The answer must be an exact reproduction of all the entries.

(Saved entries)
*** Block opens ***
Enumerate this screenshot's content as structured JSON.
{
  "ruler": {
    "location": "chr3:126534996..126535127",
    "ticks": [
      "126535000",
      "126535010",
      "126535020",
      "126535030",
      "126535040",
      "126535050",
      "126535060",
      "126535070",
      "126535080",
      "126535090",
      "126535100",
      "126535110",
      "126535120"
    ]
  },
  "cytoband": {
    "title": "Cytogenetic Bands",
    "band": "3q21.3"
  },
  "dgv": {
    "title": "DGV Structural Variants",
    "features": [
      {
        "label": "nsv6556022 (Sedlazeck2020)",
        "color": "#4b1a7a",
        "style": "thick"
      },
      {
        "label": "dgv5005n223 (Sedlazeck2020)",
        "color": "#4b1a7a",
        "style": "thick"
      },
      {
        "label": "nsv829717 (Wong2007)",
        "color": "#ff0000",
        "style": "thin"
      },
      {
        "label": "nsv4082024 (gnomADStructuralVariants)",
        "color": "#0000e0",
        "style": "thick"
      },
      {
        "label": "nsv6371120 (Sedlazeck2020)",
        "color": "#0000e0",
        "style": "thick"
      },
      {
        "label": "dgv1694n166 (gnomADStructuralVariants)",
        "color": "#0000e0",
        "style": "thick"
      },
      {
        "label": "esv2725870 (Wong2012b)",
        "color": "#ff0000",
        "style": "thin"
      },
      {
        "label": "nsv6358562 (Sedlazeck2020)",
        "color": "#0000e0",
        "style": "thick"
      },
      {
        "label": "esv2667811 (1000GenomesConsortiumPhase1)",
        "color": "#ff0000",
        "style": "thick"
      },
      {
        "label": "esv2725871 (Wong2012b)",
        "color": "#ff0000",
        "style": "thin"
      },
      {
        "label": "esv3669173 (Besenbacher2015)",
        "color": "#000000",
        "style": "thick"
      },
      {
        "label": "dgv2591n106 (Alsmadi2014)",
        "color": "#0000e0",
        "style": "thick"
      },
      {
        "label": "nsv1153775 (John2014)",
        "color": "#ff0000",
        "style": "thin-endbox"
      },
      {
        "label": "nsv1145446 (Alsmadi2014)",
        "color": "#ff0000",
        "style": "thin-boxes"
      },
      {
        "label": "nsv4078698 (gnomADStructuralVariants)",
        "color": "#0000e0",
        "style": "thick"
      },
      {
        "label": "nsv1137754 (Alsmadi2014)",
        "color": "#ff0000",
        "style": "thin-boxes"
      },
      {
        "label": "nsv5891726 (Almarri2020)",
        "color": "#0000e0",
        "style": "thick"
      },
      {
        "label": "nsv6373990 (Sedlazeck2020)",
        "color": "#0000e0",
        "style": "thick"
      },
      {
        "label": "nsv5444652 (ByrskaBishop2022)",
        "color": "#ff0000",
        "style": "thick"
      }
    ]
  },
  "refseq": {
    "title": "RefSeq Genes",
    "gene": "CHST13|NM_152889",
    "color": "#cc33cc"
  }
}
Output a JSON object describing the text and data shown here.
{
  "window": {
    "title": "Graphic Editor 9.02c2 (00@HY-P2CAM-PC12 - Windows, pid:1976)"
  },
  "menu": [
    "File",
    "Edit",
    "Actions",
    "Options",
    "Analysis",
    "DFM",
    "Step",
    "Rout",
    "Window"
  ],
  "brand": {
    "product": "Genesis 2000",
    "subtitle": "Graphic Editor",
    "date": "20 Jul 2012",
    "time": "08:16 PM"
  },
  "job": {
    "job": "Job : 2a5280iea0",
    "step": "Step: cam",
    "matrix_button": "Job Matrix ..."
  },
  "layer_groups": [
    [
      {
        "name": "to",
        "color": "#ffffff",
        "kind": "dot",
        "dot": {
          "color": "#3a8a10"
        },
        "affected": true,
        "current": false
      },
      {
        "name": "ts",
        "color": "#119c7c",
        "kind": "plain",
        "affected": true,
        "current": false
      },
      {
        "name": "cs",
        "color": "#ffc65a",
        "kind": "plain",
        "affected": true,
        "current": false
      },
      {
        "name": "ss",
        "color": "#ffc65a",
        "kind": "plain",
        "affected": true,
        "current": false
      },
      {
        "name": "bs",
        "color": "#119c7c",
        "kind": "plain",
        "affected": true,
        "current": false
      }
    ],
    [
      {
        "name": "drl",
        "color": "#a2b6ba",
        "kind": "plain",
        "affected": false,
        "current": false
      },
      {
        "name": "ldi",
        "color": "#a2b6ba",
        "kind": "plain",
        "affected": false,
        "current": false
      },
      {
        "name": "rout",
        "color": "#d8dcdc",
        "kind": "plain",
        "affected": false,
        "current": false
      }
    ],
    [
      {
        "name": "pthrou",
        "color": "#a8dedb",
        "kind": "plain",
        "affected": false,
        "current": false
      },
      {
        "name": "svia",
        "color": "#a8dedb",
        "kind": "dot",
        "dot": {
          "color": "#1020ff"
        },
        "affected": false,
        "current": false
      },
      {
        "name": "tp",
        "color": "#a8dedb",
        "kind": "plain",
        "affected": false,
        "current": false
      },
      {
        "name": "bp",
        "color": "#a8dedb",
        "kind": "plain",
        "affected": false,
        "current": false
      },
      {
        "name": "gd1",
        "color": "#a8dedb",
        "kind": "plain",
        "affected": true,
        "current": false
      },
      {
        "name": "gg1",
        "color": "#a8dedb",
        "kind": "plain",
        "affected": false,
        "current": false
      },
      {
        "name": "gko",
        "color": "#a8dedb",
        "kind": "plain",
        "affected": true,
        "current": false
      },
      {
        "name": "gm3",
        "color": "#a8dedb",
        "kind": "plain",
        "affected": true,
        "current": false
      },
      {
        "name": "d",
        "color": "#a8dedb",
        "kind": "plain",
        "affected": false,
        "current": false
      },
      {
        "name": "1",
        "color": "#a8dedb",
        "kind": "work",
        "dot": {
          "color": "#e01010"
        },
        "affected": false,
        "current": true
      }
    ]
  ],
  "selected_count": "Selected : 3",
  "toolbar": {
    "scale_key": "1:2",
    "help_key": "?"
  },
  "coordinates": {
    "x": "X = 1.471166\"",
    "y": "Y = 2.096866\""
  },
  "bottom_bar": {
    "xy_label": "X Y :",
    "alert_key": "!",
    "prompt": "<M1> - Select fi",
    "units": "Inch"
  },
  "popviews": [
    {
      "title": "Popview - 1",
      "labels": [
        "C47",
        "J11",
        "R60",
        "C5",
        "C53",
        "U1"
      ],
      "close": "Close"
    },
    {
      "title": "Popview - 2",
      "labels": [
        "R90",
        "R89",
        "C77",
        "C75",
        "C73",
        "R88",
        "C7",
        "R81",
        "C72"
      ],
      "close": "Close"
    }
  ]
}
*** Block closes ***
**TASK SOLUTION:**
Enumerate this screenshot's content as structured JSON.
{
  "ruler": {
    "location": "chr3:126534996..126535127",
    "ticks": [
      "126535000",
      "126535010",
      "126535020",
      "126535030",
      "126535040",
      "126535050",
      "126535060",
      "126535070",
      "126535080",
      "126535090",
      "126535100",
      "126535110",
      "126535120"
    ]
  },
  "cytoband": {
    "title": "Cytogenetic Bands",
    "band": "3q21.3"
  },
  "dgv": {
    "title": "DGV Structural Variants",
    "features": [
      {
        "label": "nsv6556022 (Sedlazeck2020)",
        "color": "#4b1a7a",
        "style": "thick"
      },
      {
        "label": "dgv5005n223 (Sedlazeck2020)",
        "color": "#4b1a7a",
        "style": "thick"
      },
      {
        "label": "nsv829717 (Wong2007)",
        "color": "#ff0000",
        "style": "thin"
      },
      {
        "label": "nsv4082024 (gnomADStructuralVariants)",
        "color": "#0000e0",
        "style": "thick"
      },
      {
        "label": "nsv6371120 (Sedlazeck2020)",
        "color": "#0000e0",
        "style": "thick"
      },
      {
        "label": "dgv1694n166 (gnomADStructuralVariants)",
        "color": "#0000e0",
        "style": "thick"
      },
      {
        "label": "esv2725870 (Wong2012b)",
        "color": "#ff0000",
        "style": "thin"
      },
      {
        "label": "nsv6358562 (Sedlazeck2020)",
        "color": "#0000e0",
        "style": "thick"
      },
      {
        "label": "esv2667811 (1000GenomesConsortiumPhase1)",
        "color": "#ff0000",
        "style": "thick"
      },
      {
        "label": "esv2725871 (Wong2012b)",
        "color": "#ff0000",
        "style": "thin"
      },
      {
        "label": "esv3669173 (Besenbacher2015)",
        "color": "#000000",
        "style": "thick"
      },
      {
        "label": "dgv2591n106 (Alsmadi2014)",
        "color": "#0000e0",
        "style": "thick"
      },
      {
        "label": "nsv1153775 (John2014)",
        "color": "#ff0000",
        "style": "thin-endbox"
      },
      {
        "label": "nsv1145446 (Alsmadi2014)",
        "color": "#ff0000",
        "style": "thin-boxes"
      },
      {
        "label": "nsv4078698 (gnomADStructuralVariants)",
        "color": "#0000e0",
        "style": "thick"
      },
      {
        "label": "nsv1137754 (Alsmadi2014)",
        "color": "#ff0000",
        "style": "thin-boxes"
      },
      {
        "label": "nsv5891726 (Almarri2020)",
        "color": "#0000e0",
        "style": "thick"
      },
      {
        "label": "nsv6373990 (Sedlazeck2020)",
        "color": "#0000e0",
        "style": "thick"
      },
      {
        "label": "nsv5444652 (ByrskaBishop2022)",
        "color": "#ff0000",
        "style": "thick"
      }
    ]
  },
  "refseq": {
    "title": "RefSeq Genes",
    "gene": "CHST13|NM_152889",
    "color": "#cc33cc"
  }
}
Output a JSON object describing the text and data shown here.
{
  "window": {
    "title": "Graphic Editor 9.02c2 (00@HY-P2CAM-PC12 - Windows, pid:1976)"
  },
  "menu": [
    "File",
    "Edit",
    "Actions",
    "Options",
    "Analysis",
    "DFM",
    "Step",
    "Rout",
    "Window"
  ],
  "brand": {
    "product": "Genesis 2000",
    "subtitle": "Graphic Editor",
    "date": "20 Jul 2012",
    "time": "08:16 PM"
  },
  "job": {
    "job": "Job : 2a5280iea0",
    "step": "Step: cam",
    "matrix_button": "Job Matrix ..."
  },
  "layer_groups": [
    [
      {
        "name": "to",
        "color": "#ffffff",
        "kind": "dot",
        "dot": {
          "color": "#3a8a10"
        },
        "affected": true,
        "current": false
      },
      {
        "name": "ts",
        "color": "#119c7c",
        "kind": "plain",
        "affected": true,
        "current": false
      },
      {
        "name": "cs",
        "color": "#ffc65a",
        "kind": "plain",
        "affected": true,
        "current": false
      },
      {
        "name": "ss",
        "color": "#ffc65a",
        "kind": "plain",
        "affected": true,
        "current": false
      },
      {
        "name": "bs",
        "color": "#119c7c",
        "kind": "plain",
        "affected": true,
        "current": false
      }
    ],
    [
      {
        "name": "drl",
        "color": "#a2b6ba",
        "kind": "plain",
        "affected": false,
        "current": false
      },
      {
        "name": "ldi",
        "color": "#a2b6ba",
        "kind": "plain",
        "affected": false,
        "current": false
      },
      {
        "name": "rout",
        "color": "#d8dcdc",
        "kind": "plain",
        "affected": false,
        "current": false
      }
    ],
    [
      {
        "name": "pthrou",
        "color": "#a8dedb",
        "kind": "plain",
        "affected": false,
        "current": false
      },
      {
        "name": "svia",
        "color": "#a8dedb",
        "kind": "dot",
        "dot": {
          "color": "#1020ff"
        },
        "affected": false,
        "current": false
      },
      {
        "name": "tp",
        "color": "#a8dedb",
        "kind": "plain",
        "affected": false,
        "current": false
      },
      {
        "name": "bp",
        "color": "#a8dedb",
        "kind": "plain",
        "affected": false,
        "current": false
      },
      {
        "name": "gd1",
        "color": "#a8dedb",
        "kind": "plain",
        "affected": true,
        "current": false
      },
      {
        "name": "gg1",
        "color": "#a8dedb",
        "kind": "plain",
        "affected": false,
        "current": false
      },
      {
        "name": "gko",
        "color": "#a8dedb",
        "kind": "plain",
        "affected": true,
        "current": false
      },
      {
        "name": "gm3",
        "color": "#a8dedb",
        "kind": "plain",
        "affected": true,
        "current": false
      },
      {
        "name": "d",
        "color": "#a8dedb",
        "kind": "plain",
        "affected": false,
        "current": false
      },
      {
        "name": "1",
        "color": "#a8dedb",
        "kind": "work",
        "dot": {
          "color": "#e01010"
        },
        "affected": false,
        "current": true
      }
    ]
  ],
  "selected_count": "Selected : 3",
  "toolbar": {
    "scale_key": "1:2",
    "help_key": "?"
  },
  "coordinates": {
    "x": "X = 1.471166\"",
    "y": "Y = 2.096866\""
  },
  "bottom_bar": {
    "xy_label": "X Y :",
    "alert_key": "!",
    "prompt": "<M1> - Select fi",
    "units": "Inch"
  },
  "popviews": [
    {
      "title": "Popview - 1",
      "labels": [
        "C47",
        "J11",
        "R60",
        "C5",
        "C53",
        "U1"
      ],
      "close": "Close"
    },
    {
      "title": "Popview - 2",
      "labels": [
        "R90",
        "R89",
        "C77",
        "C75",
        "C73",
        "R88",
        "C7",
        "R81",
        "C72"
      ],
      "close": "Close"
    }
  ]
}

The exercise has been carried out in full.